## TASK DETAILS
Report every line from the material that contains the word "editors".

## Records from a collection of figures
/---

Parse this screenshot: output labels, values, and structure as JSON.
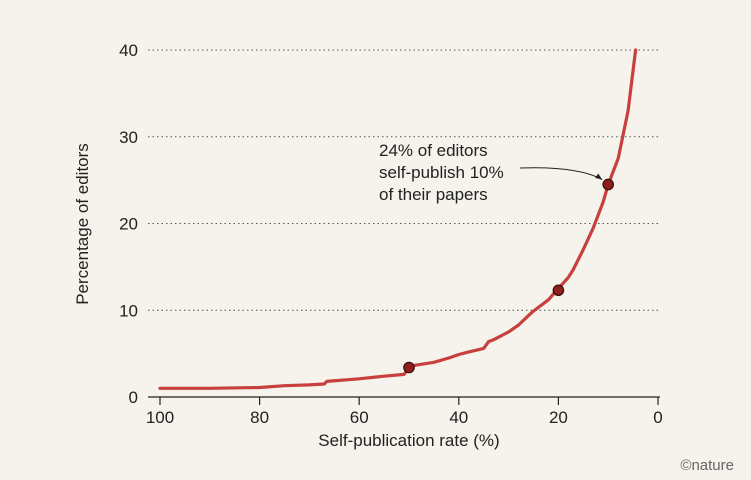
{
  "chart_data": {
    "type": "line",
    "xlabel": "Self-publication rate (%)",
    "ylabel": "Percentage of editors",
    "x_reversed": true,
    "xlim": [
      100,
      0
    ],
    "ylim": [
      0,
      40
    ],
    "x_ticks": [
      100,
      80,
      60,
      40,
      20,
      0
    ],
    "y_ticks": [
      0,
      10,
      20,
      30,
      40
    ],
    "grid": "horizontal dotted",
    "series": [
      {
        "color": "#c8403d",
        "x": [
          100,
          90,
          80,
          75,
          70,
          67,
          66.5,
          60,
          55,
          51,
          50.5,
          50,
          49.5,
          45,
          42,
          40,
          38,
          35,
          34,
          33,
          30,
          28,
          26,
          25,
          22,
          20.5,
          20,
          18,
          17,
          15,
          13,
          11,
          10,
          8,
          6,
          4.5
        ],
        "y": [
          1.0,
          1.0,
          1.1,
          1.3,
          1.4,
          1.5,
          1.8,
          2.1,
          2.4,
          2.6,
          3.0,
          3.5,
          3.6,
          4.0,
          4.5,
          4.9,
          5.2,
          5.6,
          6.4,
          6.6,
          7.5,
          8.3,
          9.4,
          9.9,
          11.2,
          12.2,
          12.5,
          13.8,
          14.7,
          17.0,
          19.5,
          22.5,
          24.5,
          27.5,
          33.0,
          40.0
        ]
      }
    ],
    "markers": [
      {
        "x": 50,
        "y": 3.4
      },
      {
        "x": 20,
        "y": 12.3
      },
      {
        "x": 10,
        "y": 24.5
      }
    ],
    "annotation": {
      "lines": [
        "24% of editors",
        "self-publish 10%",
        "of their papers"
      ],
      "target_x": 10,
      "target_y": 24.5
    },
    "credit": "©nature",
    "colors": {
      "line": "#c8403d",
      "marker_fill": "#8e1f1d",
      "marker_stroke": "#3a0c0b",
      "background": "#f5f3ec"
    }
  }
}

\---

## OUTPUT BELOW
    "ylabel": "Percentage of editors",
        "24% of editors",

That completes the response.